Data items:
----
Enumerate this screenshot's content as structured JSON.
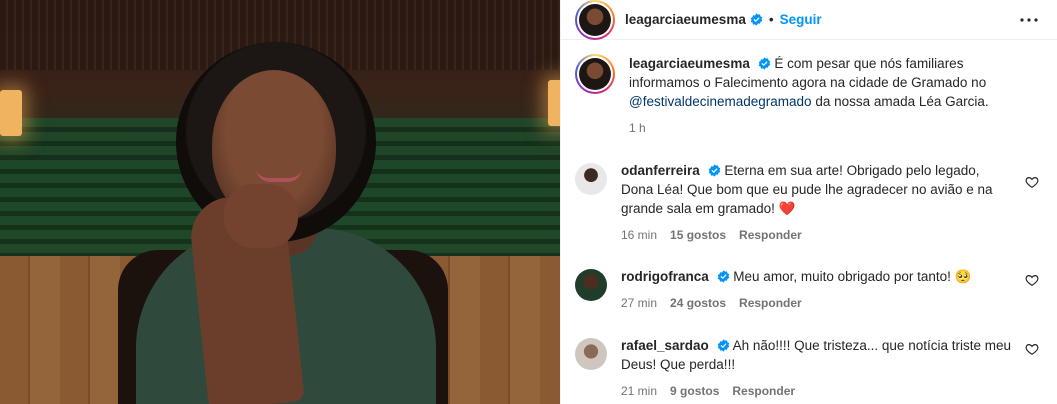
{
  "post": {
    "author": {
      "username": "leagarciaeumesma",
      "verified": true,
      "follow_label": "Seguir",
      "more_icon": "more-horizontal-icon"
    },
    "caption": {
      "username": "leagarciaeumesma",
      "text_before_mention": "É com pesar que nós familiares informamos o Falecimento agora na cidade de Gramado no",
      "mention": "@festivaldecinemadegramado",
      "text_after_mention": "da nossa amada Léa Garcia.",
      "time": "1 h"
    },
    "comments": [
      {
        "username": "odanferreira",
        "verified": true,
        "text": "Eterna em sua arte! Obrigado pelo legado, Dona Léa! Que bom que eu pude lhe agradecer no avião e na grande sala em gramado!",
        "emoji": "❤️",
        "time": "16 min",
        "likes": "15 gostos",
        "reply": "Responder"
      },
      {
        "username": "rodrigofranca",
        "verified": true,
        "text": "Meu amor, muito obrigado por tanto!",
        "emoji": "🥺",
        "time": "27 min",
        "likes": "24 gostos",
        "reply": "Responder"
      },
      {
        "username": "rafael_sardao",
        "verified": true,
        "text": "Ah não!!!! Que tristeza... que notícia triste meu Deus! Que perda!!!",
        "emoji": "",
        "time": "21 min",
        "likes": "9 gostos",
        "reply": "Responder"
      }
    ]
  },
  "colors": {
    "accent": "#0095f6",
    "verified": "#0095f6",
    "mention": "#00376b",
    "secondary_text": "#737373",
    "heart_emoji": "#e0245e"
  }
}
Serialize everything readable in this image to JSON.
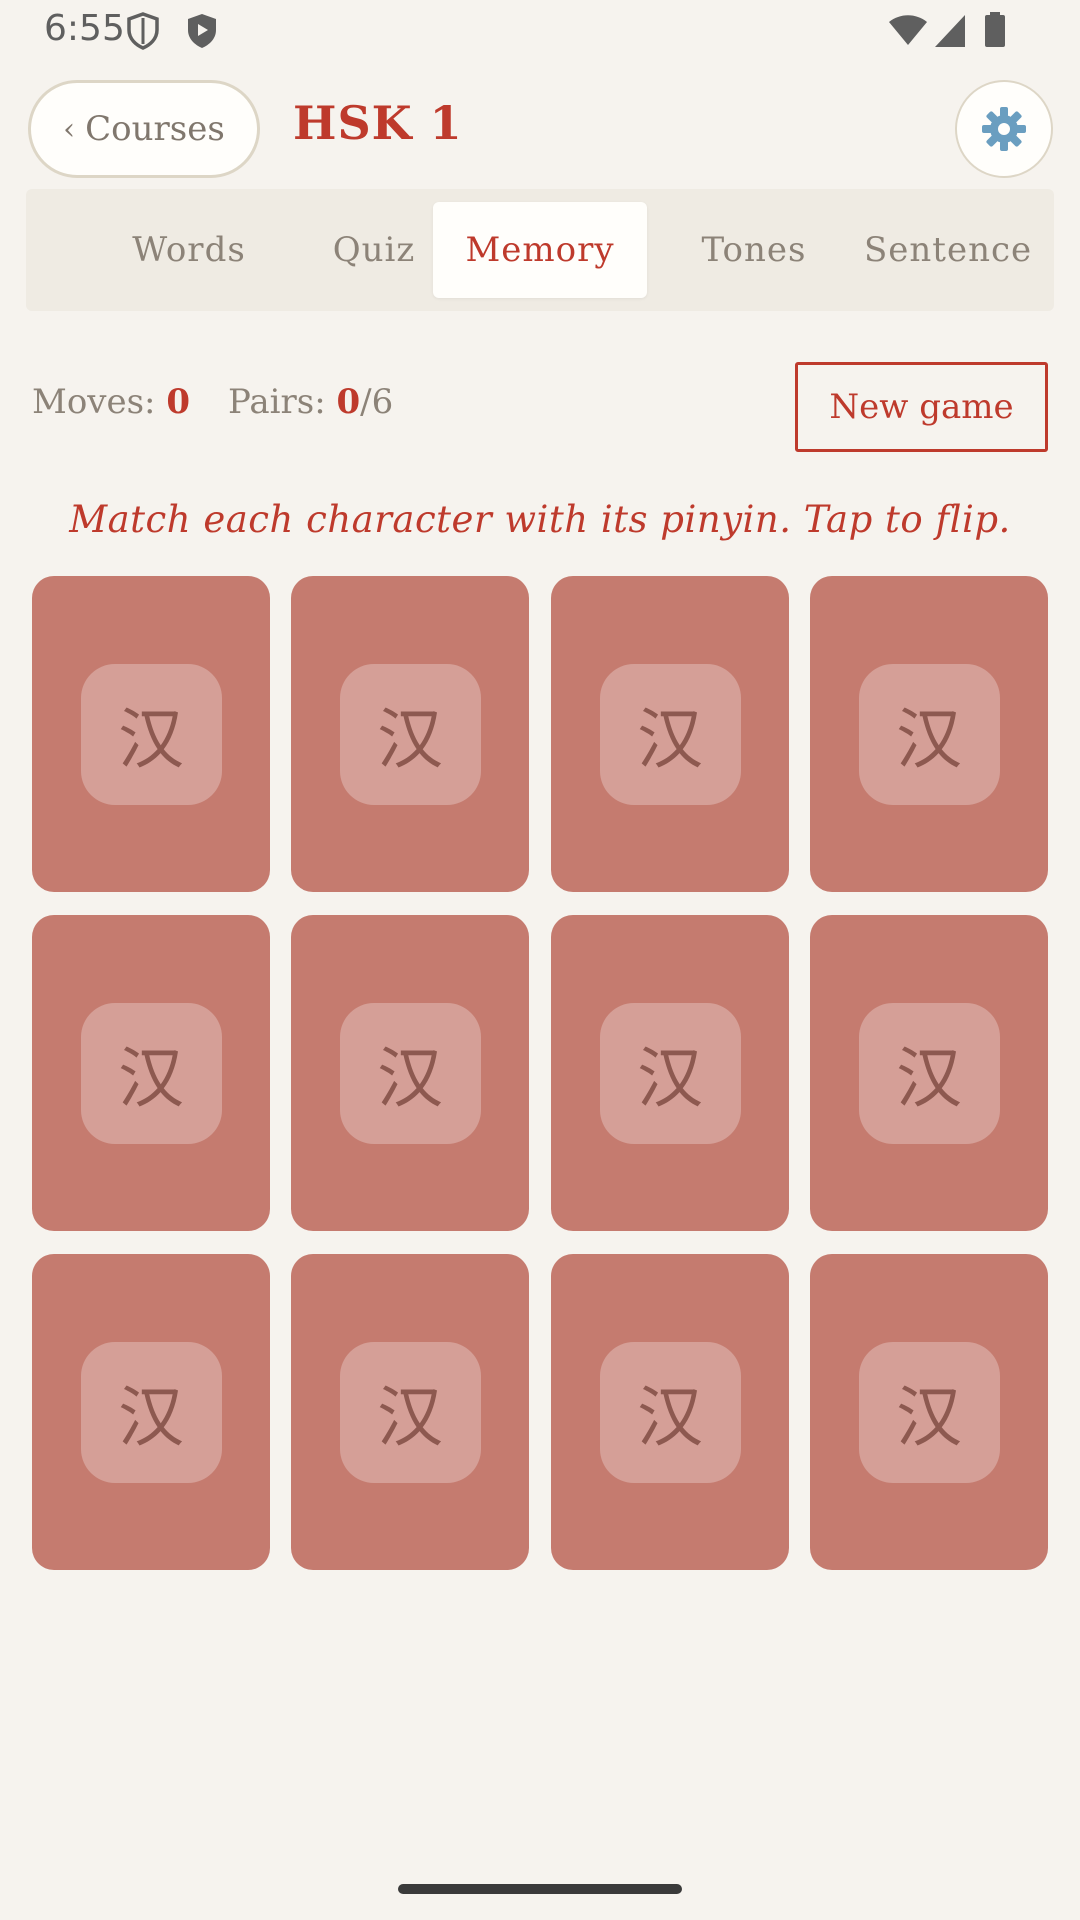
{
  "status_bar": {
    "time": "6:55"
  },
  "header": {
    "back_label": "Courses",
    "back_chevron": "‹",
    "title": "HSK 1",
    "settings_icon": "⚙️"
  },
  "tabs": [
    {
      "label": "Words"
    },
    {
      "label": "Quiz"
    },
    {
      "label": "Memory"
    },
    {
      "label": "Tones"
    },
    {
      "label": "Sentence"
    }
  ],
  "active_tab": "Memory",
  "stats": {
    "moves_label": "Moves:",
    "moves": "0",
    "pairs_label": "Pairs:",
    "pairs": "0",
    "pairs_total": "/6"
  },
  "new_game_label": "New game",
  "instruction": "Match each character with its pinyin. Tap to flip.",
  "cards": [
    {
      "face": "汉"
    },
    {
      "face": "汉"
    },
    {
      "face": "汉"
    },
    {
      "face": "汉"
    },
    {
      "face": "汉"
    },
    {
      "face": "汉"
    },
    {
      "face": "汉"
    },
    {
      "face": "汉"
    },
    {
      "face": "汉"
    },
    {
      "face": "汉"
    },
    {
      "face": "汉"
    },
    {
      "face": "汉"
    }
  ],
  "colors": {
    "accent": "#be3a2c",
    "card": "#c57b6f",
    "background": "#f6f3ee"
  }
}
----
Lines from the records above that hold "this" are the ones to list.

Enumerate this screenshot's content as structured JSON.
Serialize everything readable in this image to JSON.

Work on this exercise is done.